◆ EXERCISE DESCRIPTION ◆
Recast the record lines below as a Markdown table with the columns "Row" and "Entry," starting at the line that contains "menu-file[interactable]: File xyxy=(34,27,54,41)" and ending at the line that contains "expand-icon[interactable]: ▶ xyxy=(1636,241,1643,251)", both included. Number each line under "Row," put the line itself under "Entry," and leave out blank lines.

◆ INFORMATION SUPPLIED ◆

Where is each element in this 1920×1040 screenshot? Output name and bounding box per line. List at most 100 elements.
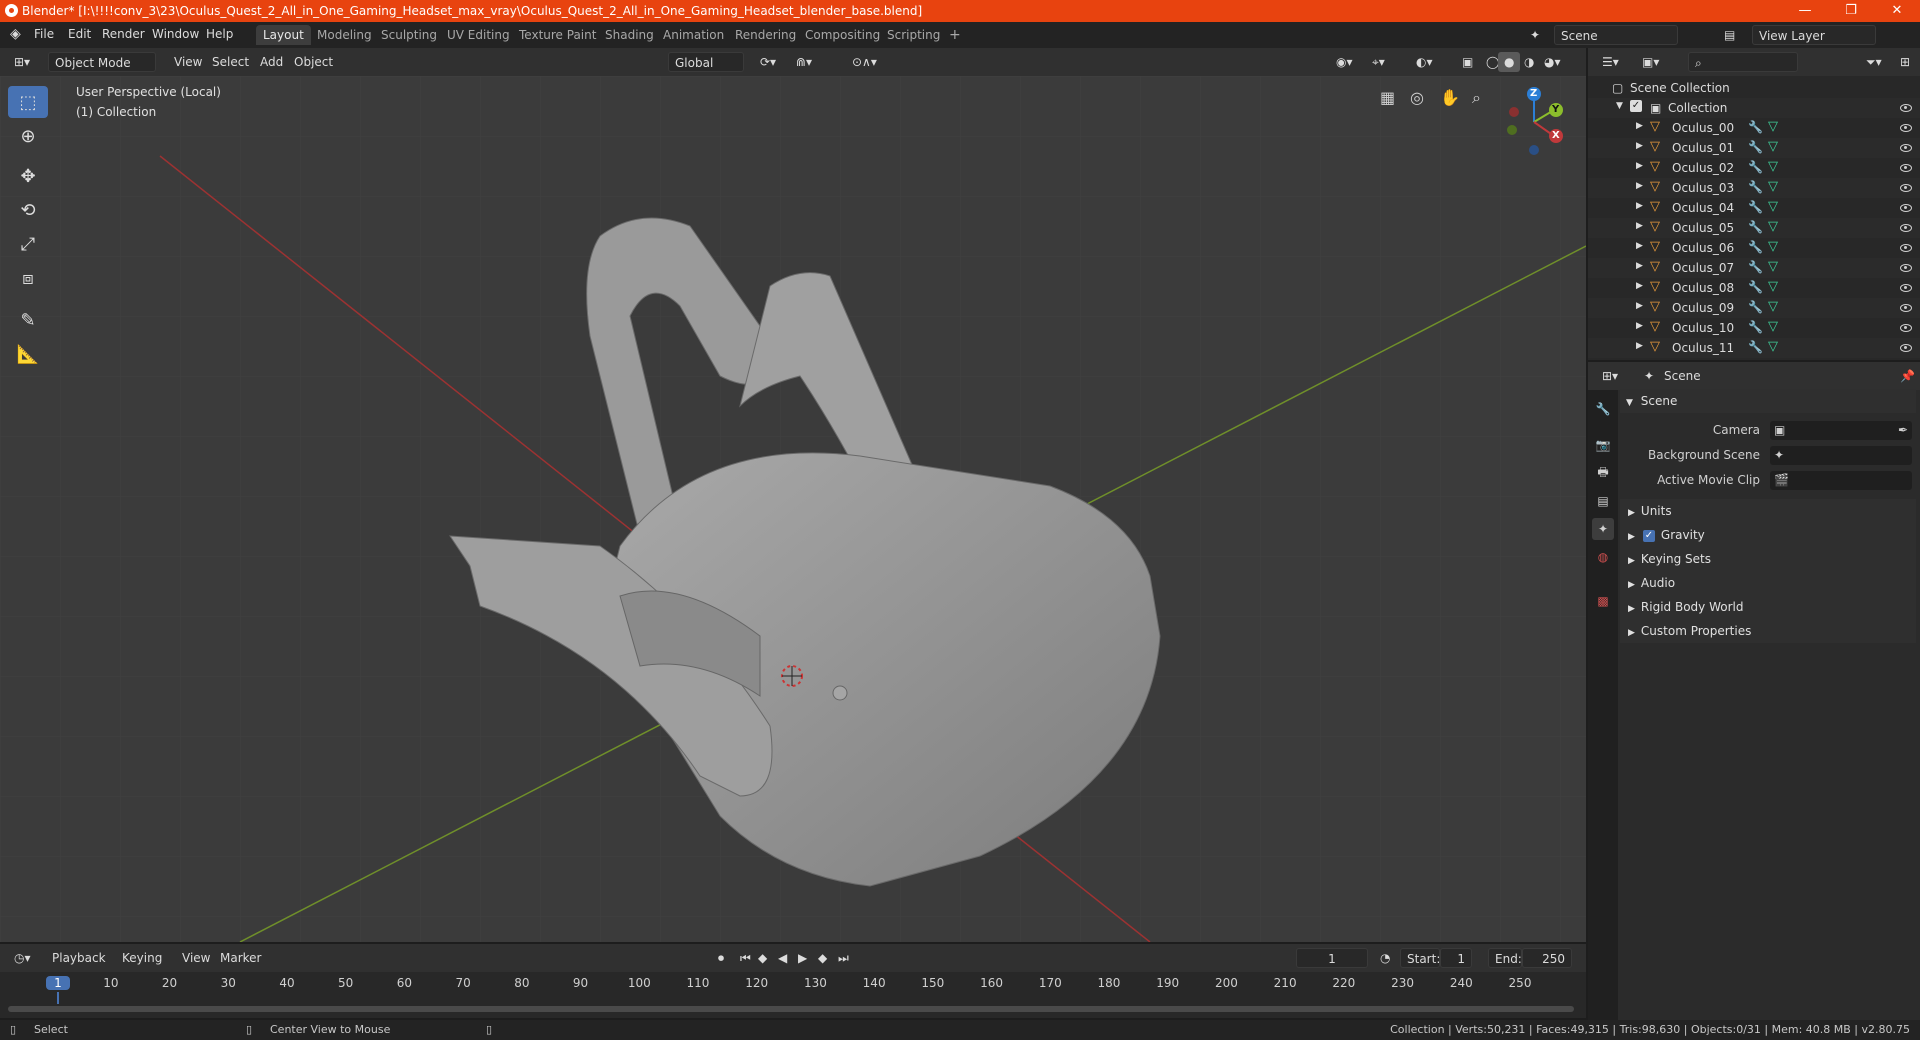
menu-file[interactable]: File xyxy=(34,27,54,41)
eye-icon[interactable] xyxy=(1900,204,1912,212)
eye-icon[interactable] xyxy=(1900,224,1912,232)
mesh-data-icon[interactable]: ▽ xyxy=(1768,279,1778,294)
section-rigid-body-world[interactable]: ▶ Rigid Body World xyxy=(1620,595,1916,619)
play-icon[interactable]: ▶ xyxy=(792,948,813,968)
menu-render[interactable]: Render xyxy=(102,27,145,41)
expand-icon[interactable]: ▶ xyxy=(1636,301,1643,311)
mesh-data-icon[interactable]: ▽ xyxy=(1768,119,1778,134)
section-keying-sets[interactable]: ▶ Keying Sets xyxy=(1620,547,1916,571)
menu-select[interactable]: Select xyxy=(206,52,255,72)
eye-icon[interactable] xyxy=(1900,264,1912,272)
texture-tab-icon[interactable]: ▩ xyxy=(1592,590,1614,612)
eye-icon[interactable] xyxy=(1900,344,1912,352)
scene-panel-header[interactable]: ▼ Scene xyxy=(1620,389,1916,413)
modifier-wrench-icon[interactable]: 🔧 xyxy=(1748,340,1763,354)
outliner-item[interactable]: ▶ ▽ Oculus_05 🔧 ▽ xyxy=(1588,218,1920,238)
view-layer-icon[interactable]: ▤ xyxy=(1718,25,1741,45)
pan-hand-icon[interactable]: ✋ xyxy=(1440,88,1460,107)
outliner-row-collection[interactable]: ▼ ✓ ▣ Collection xyxy=(1588,98,1920,118)
editor-type-icon[interactable]: ⊞▾ xyxy=(8,52,36,72)
gizmo-toggle-icon[interactable]: ⌖▾ xyxy=(1366,52,1391,72)
rotate-tool[interactable]: ⟲ xyxy=(8,194,48,226)
menu-edit[interactable]: Edit xyxy=(68,27,91,41)
outliner-item[interactable]: ▶ ▽ Oculus_10 🔧 ▽ xyxy=(1588,318,1920,338)
mesh-data-icon[interactable]: ▽ xyxy=(1768,219,1778,234)
expand-icon[interactable]: ▶ xyxy=(1636,121,1643,131)
rendered-shading-icon[interactable]: ◕▾ xyxy=(1538,52,1567,72)
add-workspace-button[interactable]: + xyxy=(942,25,968,45)
modifier-wrench-icon[interactable]: 🔧 xyxy=(1748,260,1763,274)
render-tab-icon[interactable]: 📷 xyxy=(1592,434,1614,456)
cursor-tool[interactable]: ⊕ xyxy=(8,120,48,152)
tool-tab-icon[interactable]: 🔧 xyxy=(1592,398,1614,420)
modifier-wrench-icon[interactable]: 🔧 xyxy=(1748,200,1763,214)
expand-icon[interactable]: ▶ xyxy=(1636,221,1643,231)
outliner-search-input[interactable]: ⌕ xyxy=(1688,52,1798,72)
tab-layout[interactable]: Layout xyxy=(256,25,311,45)
expand-icon[interactable]: ▶ xyxy=(1636,241,1643,251)
expand-icon[interactable]: ▶ xyxy=(1636,341,1643,351)
proportional-edit-icon[interactable]: ⊙∧▾ xyxy=(846,52,883,72)
outliner-item[interactable]: ▶ ▽ Oculus_04 🔧 ▽ xyxy=(1588,198,1920,218)
mesh-data-icon[interactable]: ▽ xyxy=(1768,339,1778,354)
modifier-wrench-icon[interactable]: 🔧 xyxy=(1748,140,1763,154)
grid-view-icon[interactable]: ▦ xyxy=(1380,88,1395,107)
section-units[interactable]: ▶ Units xyxy=(1620,499,1916,523)
select-box-tool[interactable]: ⬚ xyxy=(8,86,48,118)
blender-menu-icon[interactable]: ◈ xyxy=(10,26,21,42)
outliner-item[interactable]: ▶ ▽ Oculus_07 🔧 ▽ xyxy=(1588,258,1920,278)
expand-icon[interactable]: ▶ xyxy=(1636,181,1643,191)
display-mode-icon[interactable]: ▣▾ xyxy=(1636,52,1665,72)
modifier-wrench-icon[interactable]: 🔧 xyxy=(1748,120,1763,134)
outliner-item[interactable]: ▶ ▽ Oculus_00 🔧 ▽ xyxy=(1588,118,1920,138)
mesh-data-icon[interactable]: ▽ xyxy=(1768,239,1778,254)
outliner-item[interactable]: ▶ ▽ Oculus_11 🔧 ▽ xyxy=(1588,338,1920,358)
menu-add[interactable]: Add xyxy=(254,52,289,72)
mesh-data-icon[interactable]: ▽ xyxy=(1768,199,1778,214)
close-button[interactable]: ✕ xyxy=(1874,0,1920,22)
start-frame-field[interactable]: 1 xyxy=(1440,948,1472,968)
eye-icon[interactable] xyxy=(1900,164,1912,172)
view-layer-tab-icon[interactable]: ▤ xyxy=(1592,490,1614,512)
mesh-data-icon[interactable]: ▽ xyxy=(1768,179,1778,194)
active-movie-clip-field[interactable]: 🎬 xyxy=(1770,471,1912,490)
camera-field[interactable]: ▣ ✒ xyxy=(1770,421,1912,440)
timeline-scrollbar[interactable] xyxy=(8,1006,1574,1012)
modifier-wrench-icon[interactable]: 🔧 xyxy=(1748,180,1763,194)
expand-icon[interactable]: ▶ xyxy=(1636,141,1643,151)
modifier-wrench-icon[interactable]: 🔧 xyxy=(1748,220,1763,234)
gravity-checkbox[interactable]: ✓ xyxy=(1642,529,1655,542)
zoom-icon[interactable]: ⌕ xyxy=(1472,88,1481,108)
tab-scripting[interactable]: Scripting xyxy=(880,25,947,45)
eye-icon[interactable] xyxy=(1900,304,1912,312)
current-frame-field[interactable]: 1 xyxy=(1296,948,1368,968)
tab-compositing[interactable]: Compositing xyxy=(798,25,887,45)
properties-editor-icon[interactable]: ⊞▾ xyxy=(1596,366,1624,386)
outliner-item[interactable]: ▶ ▽ Oculus_09 🔧 ▽ xyxy=(1588,298,1920,318)
minimize-button[interactable]: — xyxy=(1782,0,1828,22)
outliner-item[interactable]: ▶ ▽ Oculus_01 🔧 ▽ xyxy=(1588,138,1920,158)
mesh-data-icon[interactable]: ▽ xyxy=(1768,139,1778,154)
eye-icon[interactable] xyxy=(1900,184,1912,192)
tab-uv-editing[interactable]: UV Editing xyxy=(440,25,517,45)
3d-viewport[interactable]: User Perspective (Local) (1) Collection … xyxy=(0,76,1586,942)
eye-icon[interactable] xyxy=(1900,244,1912,252)
timeline-body[interactable]: 1 10 20 30 40 50 60 70 80 90 100 110 120 130 140 150 160… xyxy=(0,972,1586,1018)
expand-icon[interactable]: ▶ xyxy=(1636,321,1643,331)
filter-icon[interactable]: ⏷▾ xyxy=(1860,52,1888,72)
menu-keying[interactable]: Keying xyxy=(116,948,168,968)
eye-icon[interactable] xyxy=(1900,124,1912,132)
menu-marker[interactable]: Marker xyxy=(214,948,267,968)
scene-selector[interactable]: Scene xyxy=(1554,25,1678,45)
outliner-item[interactable]: ▶ ▽ Oculus_03 🔧 ▽ xyxy=(1588,178,1920,198)
end-frame-field[interactable]: 250 xyxy=(1522,948,1572,968)
menu-playback[interactable]: Playback xyxy=(46,948,112,968)
next-keyframe-icon[interactable]: ◆ xyxy=(812,948,833,968)
play-reverse-icon[interactable]: ◀ xyxy=(772,948,793,968)
modifier-wrench-icon[interactable]: 🔧 xyxy=(1748,280,1763,294)
timeline-editor-icon[interactable]: ◷▾ xyxy=(8,948,37,968)
expand-icon[interactable]: ▶ xyxy=(1636,201,1643,211)
camera-view-icon[interactable]: ◎ xyxy=(1410,88,1424,107)
mesh-data-icon[interactable]: ▽ xyxy=(1768,299,1778,314)
eye-icon[interactable] xyxy=(1900,324,1912,332)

◆ SOLUTION TO THE PROBLEM ◆
| Row | Entry |
|---|---|
| 1 | menu-file[interactable]: File xyxy=(34,27,54,41) |
| 2 | eye-icon[interactable] xyxy=(1900,204,1912,212) |
| 3 | eye-icon[interactable] xyxy=(1900,224,1912,232) |
| 4 | mesh-data-icon[interactable]: ▽ xyxy=(1768,279,1778,294) |
| 5 | section-rigid-body-world[interactable]: ▶ Rigid Body World xyxy=(1620,595,1916,619) |
| 6 | play-icon[interactable]: ▶ xyxy=(792,948,813,968) |
| 7 | menu-render[interactable]: Render xyxy=(102,27,145,41) |
| 8 | expand-icon[interactable]: ▶ xyxy=(1636,301,1643,311) |
| 9 | mesh-data-icon[interactable]: ▽ xyxy=(1768,119,1778,134) |
| 10 | section-keying-sets[interactable]: ▶ Keying Sets xyxy=(1620,547,1916,571) |
| 11 | menu-select[interactable]: Select xyxy=(206,52,255,72) |
| 12 | eye-icon[interactable] xyxy=(1900,264,1912,272) |
| 13 | texture-tab-icon[interactable]: ▩ xyxy=(1592,590,1614,612) |
| 14 | eye-icon[interactable] xyxy=(1900,344,1912,352) |
| 15 | scene-panel-header[interactable]: ▼ Scene xyxy=(1620,389,1916,413) |
| 16 | modifier-wrench-icon[interactable]: 🔧 xyxy=(1748,340,1763,354) |
| 17 | outliner-item[interactable]: ▶ ▽ Oculus_05 🔧 ▽ xyxy=(1588,218,1920,238) |
| 18 | view-layer-icon[interactable]: ▤ xyxy=(1718,25,1741,45) |
| 19 | pan-hand-icon[interactable]: ✋ xyxy=(1440,88,1460,107) |
| 20 | outliner-row-collection[interactable]: ▼ ✓ ▣ Collection xyxy=(1588,98,1920,118) |
| 21 | editor-type-icon[interactable]: ⊞▾ xyxy=(8,52,36,72) |
| 22 | gizmo-toggle-icon[interactable]: ⌖▾ xyxy=(1366,52,1391,72) |
| 23 | rotate-tool[interactable]: ⟲ xyxy=(8,194,48,226) |
| 24 | menu-edit[interactable]: Edit xyxy=(68,27,91,41) |
| 25 | outliner-item[interactable]: ▶ ▽ Oculus_10 🔧 ▽ xyxy=(1588,318,1920,338) |
| 26 | mesh-data-icon[interactable]: ▽ xyxy=(1768,219,1778,234) |
| 27 | expand-icon[interactable]: ▶ xyxy=(1636,121,1643,131) |
| 28 | rendered-shading-icon[interactable]: ◕▾ xyxy=(1538,52,1567,72) |
| 29 | add-workspace-button[interactable]: + xyxy=(942,25,968,45) |
| 30 | modifier-wrench-icon[interactable]: 🔧 xyxy=(1748,260,1763,274) |
| 31 | render-tab-icon[interactable]: 📷 xyxy=(1592,434,1614,456) |
| 32 | cursor-tool[interactable]: ⊕ xyxy=(8,120,48,152) |
| 33 | tool-tab-icon[interactable]: 🔧 xyxy=(1592,398,1614,420) |
| 34 | modifier-wrench-icon[interactable]: 🔧 xyxy=(1748,200,1763,214) |
| 35 | expand-icon[interactable]: ▶ xyxy=(1636,221,1643,231) |
| 36 | outliner-search-input[interactable]: ⌕ xyxy=(1688,52,1798,72) |
| 37 | tab-layout[interactable]: Layout xyxy=(256,25,311,45) |
| 38 | expand-icon[interactable]: ▶ xyxy=(1636,241,1643,251) |